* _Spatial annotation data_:
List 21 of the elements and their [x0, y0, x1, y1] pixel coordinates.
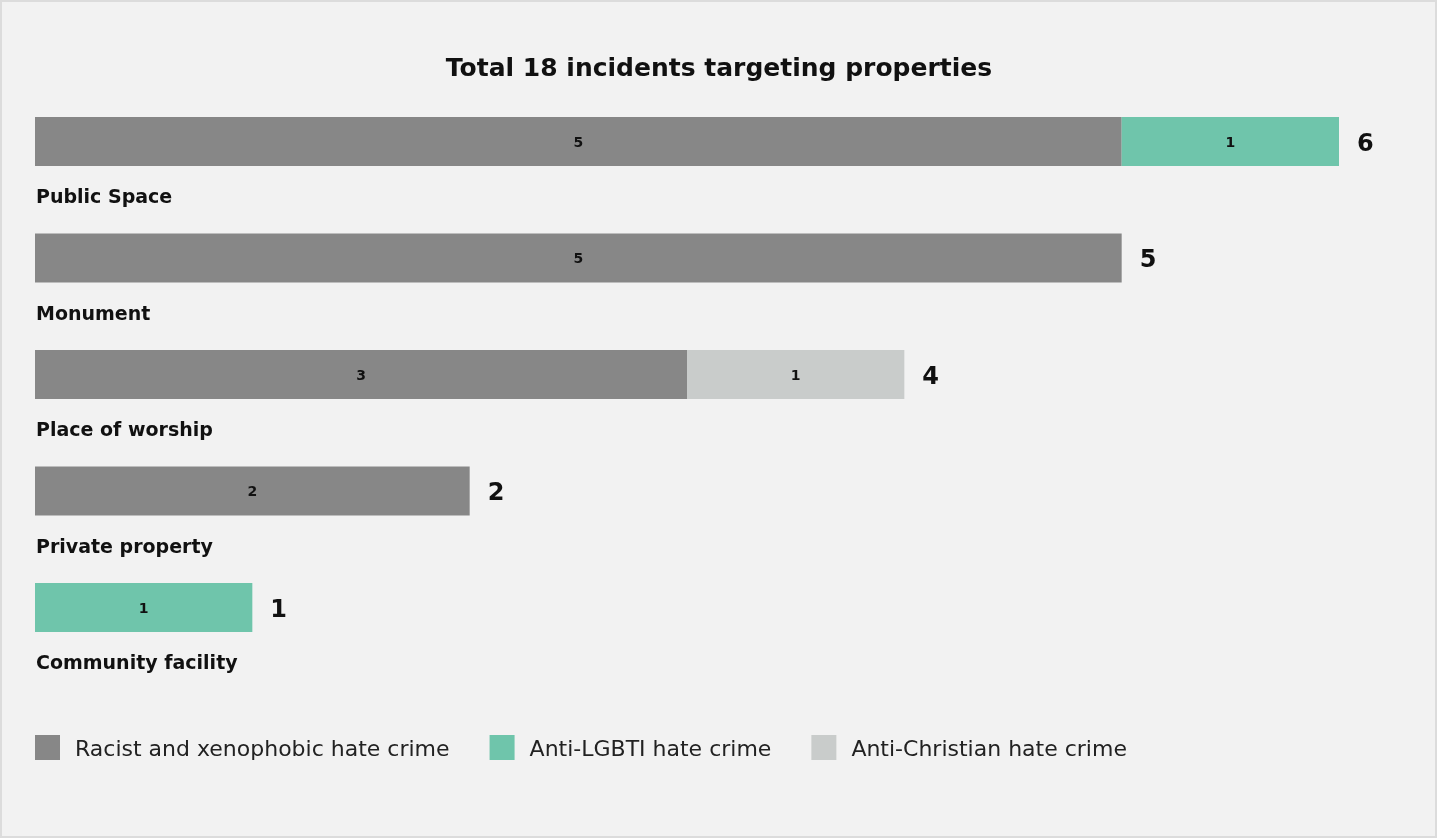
total-label: 1	[270, 594, 288, 623]
data-label: 1	[1225, 133, 1236, 150]
y-tick-label: Private property	[36, 534, 214, 557]
total-label: 6	[1357, 128, 1374, 157]
chart-title: Total 18 incidents targeting properties	[445, 53, 993, 82]
data-label: 5	[573, 133, 584, 150]
total-label: 4	[922, 361, 940, 390]
data-label: 1	[138, 599, 149, 616]
data-label: 1	[790, 366, 801, 383]
data-label: 5	[573, 250, 584, 266]
legend-label: Racist and xenophobic hate crime	[75, 736, 450, 761]
legend-label: Anti-Christian hate crime	[851, 736, 1127, 761]
y-tick-label: Monument	[36, 301, 151, 324]
data-label: 3	[356, 366, 366, 383]
total-label: 2	[487, 478, 505, 506]
y-tick-label: Place of worship	[36, 418, 213, 440]
legend-label: Anti-LGBTI hate crime	[529, 736, 772, 761]
y-tick-label: Public Space	[36, 185, 173, 207]
y-tick-label: Community facility	[36, 651, 239, 673]
data-label: 2	[247, 483, 258, 499]
total-label: 5	[1139, 245, 1157, 273]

* _Requirements_: Which lines of the data above contain the string "Anti"? Copy each of them in full, treating uppercase and lowercase letters as different.

* _Exercise response_:
legend-label: Anti-Christian hate crime	[851, 736, 1127, 761]
legend-label: Anti-LGBTI hate crime	[529, 736, 772, 761]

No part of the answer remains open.